▸ DIRECTION: Please extract every line of the records below verbatim, leaving out the pictures.

▸ MATERIAL FOR THE TASK:
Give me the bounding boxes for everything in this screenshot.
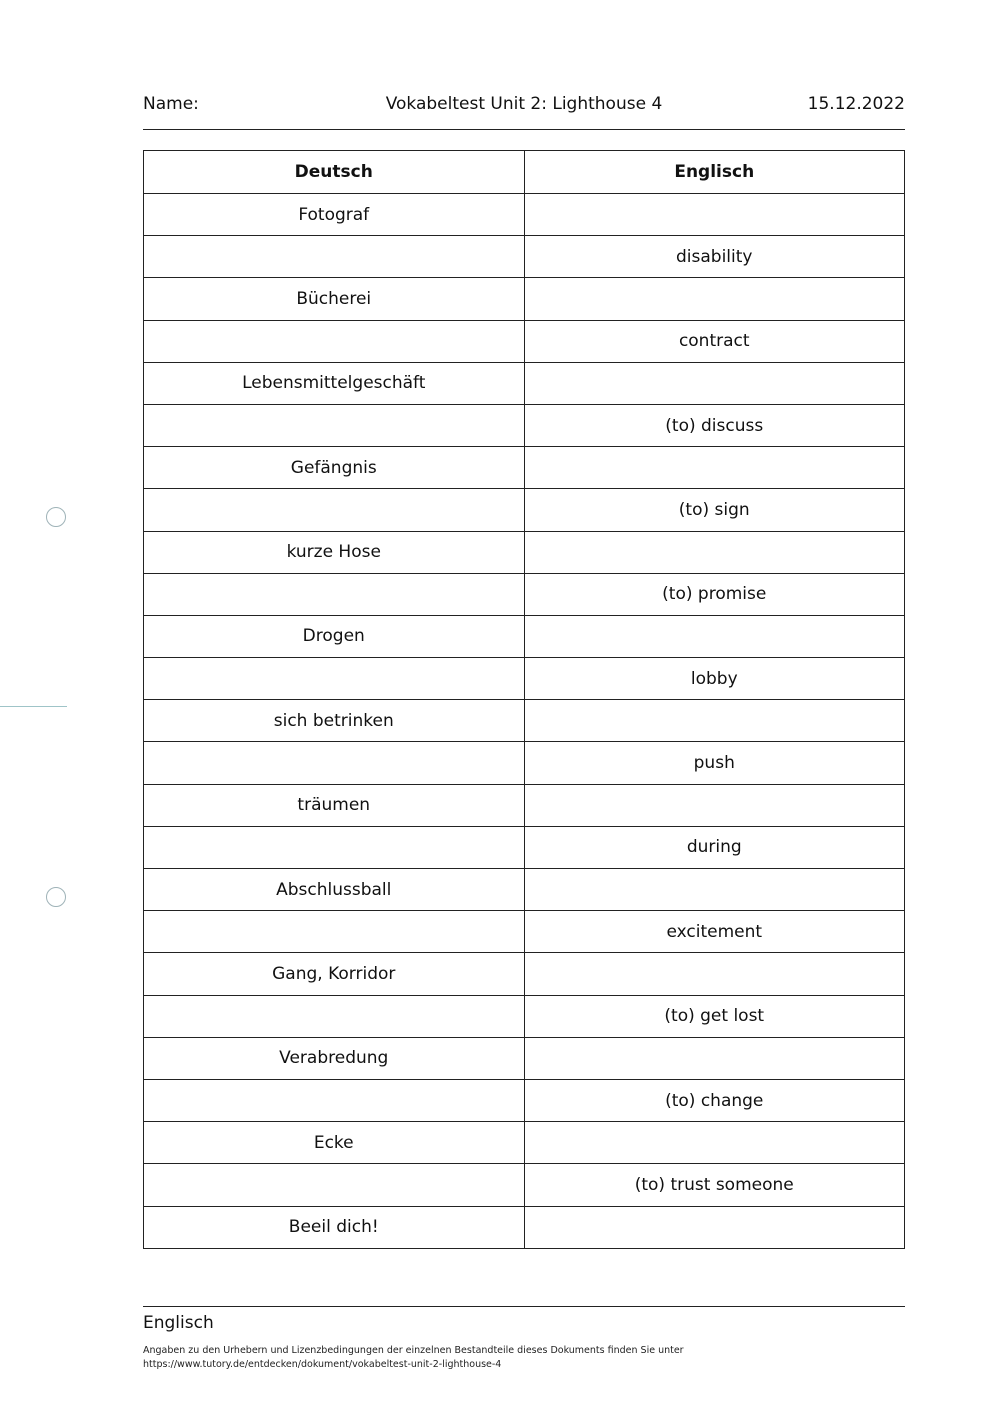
table-row [144, 447, 905, 489]
cell-deutsch[interactable] [144, 489, 525, 531]
column-header-deutsch: Deutsch [144, 151, 525, 194]
table-row [144, 1037, 905, 1079]
table-row [144, 742, 905, 784]
cell-deutsch: Fotograf [144, 194, 525, 236]
page-title: Vokabeltest Unit 2: Lighthouse 4 [385, 94, 663, 114]
table-row [144, 278, 905, 320]
table-row [144, 911, 905, 953]
table-row [144, 700, 905, 742]
cell-deutsch: Beeil dich! [144, 1206, 525, 1248]
table-row [144, 615, 905, 657]
cell-englisch: during [524, 826, 905, 868]
cell-englisch[interactable] [524, 869, 905, 911]
cell-deutsch[interactable] [144, 995, 525, 1037]
footer-subject: Englisch [143, 1313, 214, 1333]
cell-deutsch[interactable] [144, 911, 525, 953]
cell-englisch[interactable] [524, 953, 905, 995]
name-label: Name: [143, 94, 199, 114]
table-row [144, 826, 905, 868]
cell-englisch: (to) change [524, 1079, 905, 1121]
cell-englisch[interactable] [524, 1122, 905, 1164]
table-row [144, 1164, 905, 1206]
cell-deutsch: Abschlussball [144, 869, 525, 911]
cell-englisch: (to) trust someone [524, 1164, 905, 1206]
cell-englisch[interactable] [524, 447, 905, 489]
cell-englisch: lobby [524, 658, 905, 700]
cell-deutsch: Gang, Korridor [144, 953, 525, 995]
cell-englisch[interactable] [524, 1206, 905, 1248]
fold-mark [0, 706, 67, 707]
date-label: 15.12.2022 [807, 94, 905, 114]
cell-englisch[interactable] [524, 615, 905, 657]
cell-deutsch[interactable] [144, 826, 525, 868]
cell-englisch: (to) get lost [524, 995, 905, 1037]
cell-deutsch: träumen [144, 784, 525, 826]
cell-englisch[interactable] [524, 278, 905, 320]
cell-deutsch[interactable] [144, 320, 525, 362]
cell-deutsch[interactable] [144, 404, 525, 446]
table-row [144, 784, 905, 826]
punch-hole-mark [46, 887, 66, 907]
cell-englisch: excitement [524, 911, 905, 953]
credit-url: https://www.tutory.de/entdecken/dokument/vokabeltest-unit-2-lighthouse-4 [143, 1359, 502, 1370]
table-row [144, 236, 905, 278]
cell-deutsch: Verabredung [144, 1037, 525, 1079]
table-row [144, 531, 905, 573]
column-header-englisch: Englisch [524, 151, 905, 194]
table-row [144, 404, 905, 446]
footer-credit [143, 1344, 905, 1372]
cell-englisch[interactable] [524, 700, 905, 742]
table-row [144, 573, 905, 615]
cell-deutsch: kurze Hose [144, 531, 525, 573]
cell-deutsch[interactable] [144, 1164, 525, 1206]
cell-englisch: (to) promise [524, 573, 905, 615]
cell-englisch: push [524, 742, 905, 784]
table-row [144, 362, 905, 404]
cell-deutsch: Gefängnis [144, 447, 525, 489]
cell-englisch: (to) sign [524, 489, 905, 531]
table-row [144, 194, 905, 236]
cell-englisch[interactable] [524, 531, 905, 573]
cell-englisch: (to) discuss [524, 404, 905, 446]
cell-deutsch[interactable] [144, 573, 525, 615]
table-row [144, 489, 905, 531]
cell-deutsch: Bücherei [144, 278, 525, 320]
vocabulary-table [143, 150, 905, 1249]
table-row [144, 1206, 905, 1248]
page-header [143, 94, 905, 120]
punch-hole-mark [46, 507, 66, 527]
cell-deutsch: Drogen [144, 615, 525, 657]
cell-englisch[interactable] [524, 784, 905, 826]
cell-englisch: contract [524, 320, 905, 362]
credit-text: Angaben zu den Urhebern und Lizenzbedingungen der einzelnen Bestandteile dieses Dokuments finden Sie unter [143, 1345, 684, 1356]
cell-englisch[interactable] [524, 362, 905, 404]
cell-deutsch[interactable] [144, 742, 525, 784]
table-row [144, 1122, 905, 1164]
cell-englisch[interactable] [524, 194, 905, 236]
table-row [144, 953, 905, 995]
cell-deutsch[interactable] [144, 658, 525, 700]
cell-deutsch[interactable] [144, 1079, 525, 1121]
table-row [144, 658, 905, 700]
table-row [144, 869, 905, 911]
table-row [144, 320, 905, 362]
table-header-row [144, 151, 905, 194]
cell-deutsch: Ecke [144, 1122, 525, 1164]
table-row [144, 995, 905, 1037]
cell-deutsch[interactable] [144, 236, 525, 278]
cell-englisch[interactable] [524, 1037, 905, 1079]
cell-deutsch: Lebensmittelgeschäft [144, 362, 525, 404]
cell-deutsch: sich betrinken [144, 700, 525, 742]
table-row [144, 1079, 905, 1121]
header-divider [143, 129, 905, 130]
footer-divider [143, 1306, 905, 1307]
cell-englisch: disability [524, 236, 905, 278]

▸ RESPONSE TO THE EXERCISE:
Give me the bounding boxes for everything in this screenshot.
table-row [144, 447, 905, 489]
cell-deutsch[interactable] [144, 489, 525, 531]
column-header-deutsch: Deutsch [144, 151, 525, 194]
table-row [144, 1037, 905, 1079]
table-row [144, 742, 905, 784]
cell-deutsch: Fotograf [144, 194, 525, 236]
page-title: Vokabeltest Unit 2: Lighthouse 4 [385, 94, 663, 114]
table-row [144, 278, 905, 320]
table-row [144, 911, 905, 953]
table-row [144, 700, 905, 742]
cell-deutsch: Beeil dich! [144, 1206, 525, 1248]
table-row [144, 615, 905, 657]
cell-englisch: during [524, 826, 905, 868]
cell-englisch[interactable] [524, 869, 905, 911]
cell-deutsch[interactable] [144, 995, 525, 1037]
footer-subject: Englisch [143, 1313, 214, 1333]
cell-deutsch[interactable] [144, 911, 525, 953]
cell-englisch[interactable] [524, 953, 905, 995]
name-label: Name: [143, 94, 199, 114]
table-row [144, 826, 905, 868]
cell-englisch: (to) change [524, 1079, 905, 1121]
cell-englisch[interactable] [524, 1122, 905, 1164]
table-row [144, 1164, 905, 1206]
cell-deutsch: Abschlussball [144, 869, 525, 911]
cell-englisch: (to) trust someone [524, 1164, 905, 1206]
cell-englisch[interactable] [524, 447, 905, 489]
cell-englisch: lobby [524, 658, 905, 700]
cell-deutsch: Gang, Korridor [144, 953, 525, 995]
cell-englisch[interactable] [524, 1206, 905, 1248]
fold-mark [0, 706, 67, 707]
date-label: 15.12.2022 [807, 94, 905, 114]
cell-englisch[interactable] [524, 615, 905, 657]
cell-deutsch[interactable] [144, 826, 525, 868]
cell-englisch: (to) get lost [524, 995, 905, 1037]
cell-deutsch: träumen [144, 784, 525, 826]
cell-englisch[interactable] [524, 278, 905, 320]
cell-deutsch[interactable] [144, 320, 525, 362]
cell-deutsch[interactable] [144, 404, 525, 446]
table-row [144, 784, 905, 826]
punch-hole-mark [46, 887, 66, 907]
cell-englisch: excitement [524, 911, 905, 953]
credit-url: https://www.tutory.de/entdecken/dokument/vokabeltest-unit-2-lighthouse-4 [143, 1359, 502, 1370]
table-row [144, 236, 905, 278]
cell-deutsch: Verabredung [144, 1037, 525, 1079]
table-row [144, 531, 905, 573]
column-header-englisch: Englisch [524, 151, 905, 194]
table-row [144, 404, 905, 446]
footer-credit [143, 1344, 905, 1372]
cell-englisch[interactable] [524, 700, 905, 742]
table-row [144, 573, 905, 615]
cell-deutsch: kurze Hose [144, 531, 525, 573]
cell-deutsch[interactable] [144, 1164, 525, 1206]
cell-englisch: (to) promise [524, 573, 905, 615]
cell-englisch: push [524, 742, 905, 784]
table-row [144, 362, 905, 404]
cell-deutsch: Gefängnis [144, 447, 525, 489]
cell-englisch: (to) sign [524, 489, 905, 531]
table-row [144, 194, 905, 236]
cell-englisch[interactable] [524, 531, 905, 573]
cell-englisch: (to) discuss [524, 404, 905, 446]
cell-deutsch[interactable] [144, 573, 525, 615]
table-row [144, 489, 905, 531]
cell-deutsch: Bücherei [144, 278, 525, 320]
vocabulary-table [143, 150, 905, 1249]
table-row [144, 1206, 905, 1248]
page-header [143, 94, 905, 120]
punch-hole-mark [46, 507, 66, 527]
cell-deutsch: Drogen [144, 615, 525, 657]
cell-englisch[interactable] [524, 784, 905, 826]
cell-englisch: contract [524, 320, 905, 362]
credit-text: Angaben zu den Urhebern und Lizenzbedingungen der einzelnen Bestandteile dieses Dokuments finden Sie unter [143, 1345, 684, 1356]
cell-englisch[interactable] [524, 362, 905, 404]
cell-deutsch[interactable] [144, 742, 525, 784]
table-row [144, 1122, 905, 1164]
cell-englisch[interactable] [524, 194, 905, 236]
table-row [144, 953, 905, 995]
cell-deutsch[interactable] [144, 658, 525, 700]
cell-deutsch[interactable] [144, 1079, 525, 1121]
table-row [144, 658, 905, 700]
table-row [144, 869, 905, 911]
table-row [144, 320, 905, 362]
table-header-row [144, 151, 905, 194]
cell-deutsch: Ecke [144, 1122, 525, 1164]
table-row [144, 995, 905, 1037]
cell-deutsch[interactable] [144, 236, 525, 278]
cell-englisch[interactable] [524, 1037, 905, 1079]
cell-deutsch: Lebensmittelgeschäft [144, 362, 525, 404]
cell-deutsch: sich betrinken [144, 700, 525, 742]
table-row [144, 1079, 905, 1121]
header-divider [143, 129, 905, 130]
footer-divider [143, 1306, 905, 1307]
cell-englisch: disability [524, 236, 905, 278]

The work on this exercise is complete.